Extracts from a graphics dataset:
........

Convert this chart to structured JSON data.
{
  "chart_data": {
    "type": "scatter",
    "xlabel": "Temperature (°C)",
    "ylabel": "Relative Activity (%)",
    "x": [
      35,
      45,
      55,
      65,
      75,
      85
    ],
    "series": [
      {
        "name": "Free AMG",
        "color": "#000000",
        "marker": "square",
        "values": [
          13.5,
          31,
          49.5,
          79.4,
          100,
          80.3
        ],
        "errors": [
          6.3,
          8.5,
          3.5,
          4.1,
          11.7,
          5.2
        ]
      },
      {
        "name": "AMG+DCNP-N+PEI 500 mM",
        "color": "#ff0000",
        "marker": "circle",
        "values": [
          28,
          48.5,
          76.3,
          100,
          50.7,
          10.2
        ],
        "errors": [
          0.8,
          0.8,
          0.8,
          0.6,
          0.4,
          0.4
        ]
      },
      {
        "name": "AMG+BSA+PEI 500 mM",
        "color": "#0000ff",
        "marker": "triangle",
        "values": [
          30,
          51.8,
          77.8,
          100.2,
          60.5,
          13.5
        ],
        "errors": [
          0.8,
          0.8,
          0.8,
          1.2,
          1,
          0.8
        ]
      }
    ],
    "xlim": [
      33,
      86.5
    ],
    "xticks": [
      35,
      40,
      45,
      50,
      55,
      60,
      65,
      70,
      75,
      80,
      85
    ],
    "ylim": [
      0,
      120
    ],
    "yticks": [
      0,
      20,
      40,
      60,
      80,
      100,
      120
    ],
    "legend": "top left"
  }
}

........

**Exercise objective**
Where a line in the entries holds the word "name", copy that line.

**Finished answer**
        "name": "Free AMG",
        "name": "AMG+DCNP-N+PEI 500 mM",
        "name": "AMG+BSA+PEI 500 mM",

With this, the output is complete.